▸ Stated task:
Determine the count of lines holding the string "this". Return only the number.

::: Information shown

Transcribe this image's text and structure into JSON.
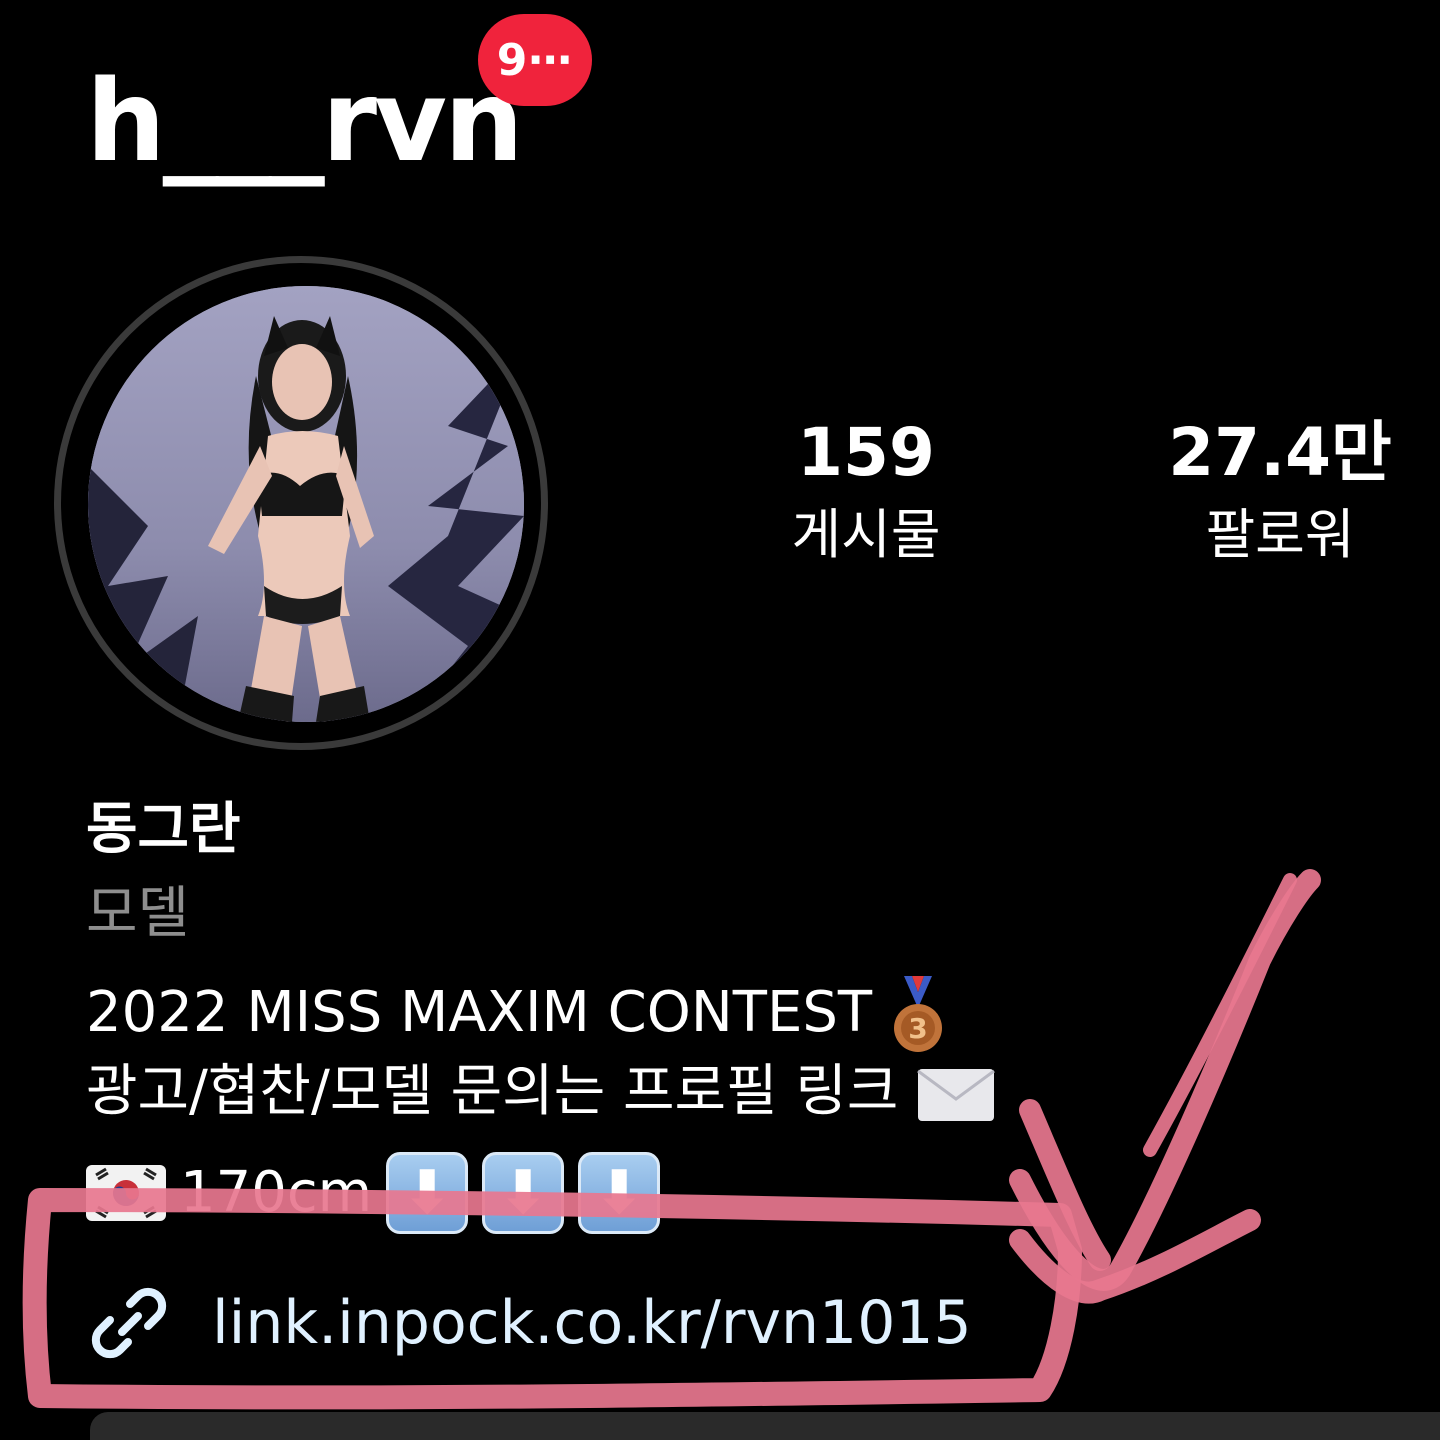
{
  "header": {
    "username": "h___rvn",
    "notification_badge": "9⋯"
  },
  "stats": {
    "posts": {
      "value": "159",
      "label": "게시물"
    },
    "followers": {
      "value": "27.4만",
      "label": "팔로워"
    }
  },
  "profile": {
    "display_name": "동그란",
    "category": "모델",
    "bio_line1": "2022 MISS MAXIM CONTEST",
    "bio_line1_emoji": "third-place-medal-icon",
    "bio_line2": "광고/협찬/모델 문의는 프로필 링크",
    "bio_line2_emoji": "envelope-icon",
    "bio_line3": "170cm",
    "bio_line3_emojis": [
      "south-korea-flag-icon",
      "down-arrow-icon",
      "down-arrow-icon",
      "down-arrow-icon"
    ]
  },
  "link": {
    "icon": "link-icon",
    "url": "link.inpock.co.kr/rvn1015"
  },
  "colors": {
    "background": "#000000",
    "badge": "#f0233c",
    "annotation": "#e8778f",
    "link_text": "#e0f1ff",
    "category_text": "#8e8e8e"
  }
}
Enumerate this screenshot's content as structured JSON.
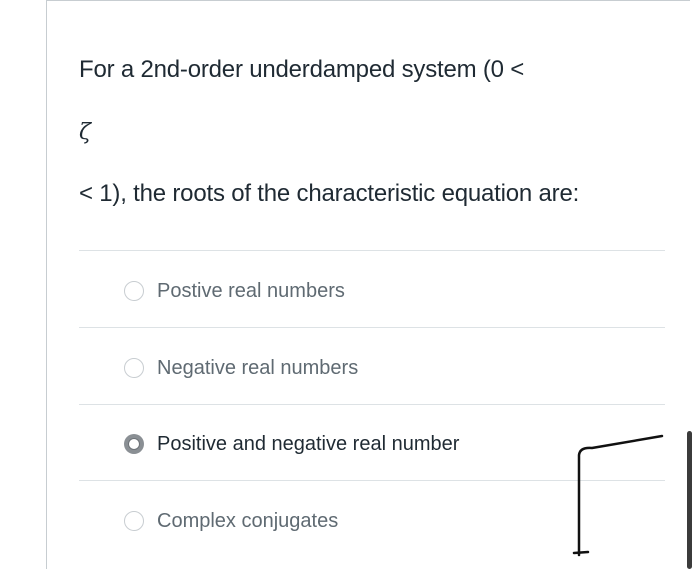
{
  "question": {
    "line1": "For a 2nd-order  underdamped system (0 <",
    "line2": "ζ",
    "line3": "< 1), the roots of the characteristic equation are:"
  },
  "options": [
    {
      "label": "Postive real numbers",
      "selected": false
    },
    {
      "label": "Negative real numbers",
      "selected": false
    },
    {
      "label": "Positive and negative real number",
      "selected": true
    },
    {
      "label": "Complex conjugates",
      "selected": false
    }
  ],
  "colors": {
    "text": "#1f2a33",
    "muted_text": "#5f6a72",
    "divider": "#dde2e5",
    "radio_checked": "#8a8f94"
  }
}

::::::
::: Information shown

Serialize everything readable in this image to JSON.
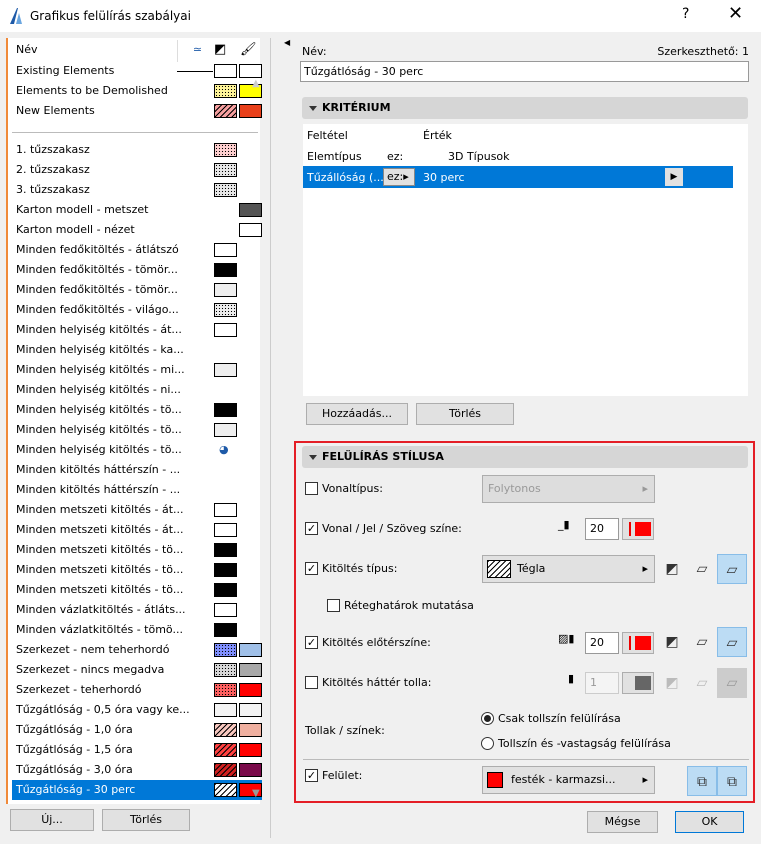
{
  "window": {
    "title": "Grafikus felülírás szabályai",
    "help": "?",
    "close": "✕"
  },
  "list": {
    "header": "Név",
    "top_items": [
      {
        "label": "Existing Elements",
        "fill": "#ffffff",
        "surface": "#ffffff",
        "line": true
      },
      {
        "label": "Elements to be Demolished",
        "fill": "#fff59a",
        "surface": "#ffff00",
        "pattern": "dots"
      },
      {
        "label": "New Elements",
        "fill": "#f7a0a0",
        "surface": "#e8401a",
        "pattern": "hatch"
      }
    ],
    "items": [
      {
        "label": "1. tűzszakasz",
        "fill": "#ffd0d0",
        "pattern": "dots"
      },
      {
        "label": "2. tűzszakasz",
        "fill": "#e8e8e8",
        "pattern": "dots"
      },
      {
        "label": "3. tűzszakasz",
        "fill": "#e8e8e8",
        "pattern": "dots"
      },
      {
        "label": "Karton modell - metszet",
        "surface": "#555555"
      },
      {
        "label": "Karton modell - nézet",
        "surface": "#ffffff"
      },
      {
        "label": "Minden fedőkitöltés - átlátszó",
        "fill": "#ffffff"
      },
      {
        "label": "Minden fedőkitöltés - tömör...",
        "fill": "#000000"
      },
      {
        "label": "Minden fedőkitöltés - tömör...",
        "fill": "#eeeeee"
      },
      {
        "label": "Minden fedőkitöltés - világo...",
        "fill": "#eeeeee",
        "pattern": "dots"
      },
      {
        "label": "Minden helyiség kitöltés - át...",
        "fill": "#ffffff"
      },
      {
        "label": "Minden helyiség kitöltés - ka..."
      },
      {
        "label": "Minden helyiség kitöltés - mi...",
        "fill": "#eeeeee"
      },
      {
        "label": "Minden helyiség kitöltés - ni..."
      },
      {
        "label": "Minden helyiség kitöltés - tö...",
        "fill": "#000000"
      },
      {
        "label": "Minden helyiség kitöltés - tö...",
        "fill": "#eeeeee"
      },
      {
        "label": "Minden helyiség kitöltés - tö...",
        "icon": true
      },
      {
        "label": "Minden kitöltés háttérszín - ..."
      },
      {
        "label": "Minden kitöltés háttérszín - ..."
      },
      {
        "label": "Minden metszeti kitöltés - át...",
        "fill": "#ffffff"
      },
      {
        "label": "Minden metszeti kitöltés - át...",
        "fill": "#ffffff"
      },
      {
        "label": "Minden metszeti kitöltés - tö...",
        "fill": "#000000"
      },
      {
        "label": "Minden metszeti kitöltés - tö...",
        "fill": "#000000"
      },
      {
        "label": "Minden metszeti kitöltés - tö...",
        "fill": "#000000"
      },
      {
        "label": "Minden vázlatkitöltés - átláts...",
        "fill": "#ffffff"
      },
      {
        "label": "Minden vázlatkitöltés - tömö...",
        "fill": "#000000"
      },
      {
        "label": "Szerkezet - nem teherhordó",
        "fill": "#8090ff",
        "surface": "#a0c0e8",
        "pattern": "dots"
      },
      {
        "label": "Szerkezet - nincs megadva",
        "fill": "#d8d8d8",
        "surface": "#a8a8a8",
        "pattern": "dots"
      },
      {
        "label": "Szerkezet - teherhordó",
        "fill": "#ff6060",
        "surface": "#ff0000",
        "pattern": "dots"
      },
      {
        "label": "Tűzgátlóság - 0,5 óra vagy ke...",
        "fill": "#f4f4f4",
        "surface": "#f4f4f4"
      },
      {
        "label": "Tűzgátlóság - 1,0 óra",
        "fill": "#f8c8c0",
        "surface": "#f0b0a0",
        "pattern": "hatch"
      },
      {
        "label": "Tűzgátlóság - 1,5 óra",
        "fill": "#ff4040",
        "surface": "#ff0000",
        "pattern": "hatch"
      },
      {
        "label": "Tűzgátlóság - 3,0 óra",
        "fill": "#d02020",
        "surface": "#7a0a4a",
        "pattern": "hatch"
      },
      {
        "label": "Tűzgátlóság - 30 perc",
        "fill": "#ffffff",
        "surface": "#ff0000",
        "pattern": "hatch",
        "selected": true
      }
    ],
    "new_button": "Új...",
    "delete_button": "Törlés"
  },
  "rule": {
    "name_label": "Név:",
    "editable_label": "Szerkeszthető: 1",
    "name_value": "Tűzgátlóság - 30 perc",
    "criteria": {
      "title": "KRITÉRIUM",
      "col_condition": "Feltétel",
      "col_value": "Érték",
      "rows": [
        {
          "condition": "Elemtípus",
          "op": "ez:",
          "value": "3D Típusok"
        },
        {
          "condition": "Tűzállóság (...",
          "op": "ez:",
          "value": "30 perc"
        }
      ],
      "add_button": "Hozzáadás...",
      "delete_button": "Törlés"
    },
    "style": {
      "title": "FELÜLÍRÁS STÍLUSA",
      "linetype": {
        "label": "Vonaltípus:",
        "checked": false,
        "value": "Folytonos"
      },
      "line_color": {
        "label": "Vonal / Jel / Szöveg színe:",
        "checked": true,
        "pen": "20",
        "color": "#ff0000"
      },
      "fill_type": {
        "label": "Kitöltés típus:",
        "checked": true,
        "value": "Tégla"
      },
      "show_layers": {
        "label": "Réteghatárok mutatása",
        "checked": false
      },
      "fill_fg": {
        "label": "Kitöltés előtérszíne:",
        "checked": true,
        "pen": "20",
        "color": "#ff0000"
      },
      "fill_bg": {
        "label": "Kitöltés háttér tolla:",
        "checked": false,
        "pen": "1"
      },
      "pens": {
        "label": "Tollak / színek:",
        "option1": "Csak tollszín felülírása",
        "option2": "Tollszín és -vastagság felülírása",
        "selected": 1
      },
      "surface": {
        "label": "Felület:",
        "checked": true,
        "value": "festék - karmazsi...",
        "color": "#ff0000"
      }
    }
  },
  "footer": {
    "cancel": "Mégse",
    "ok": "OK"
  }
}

::::::

▸ Answer to the problem:
3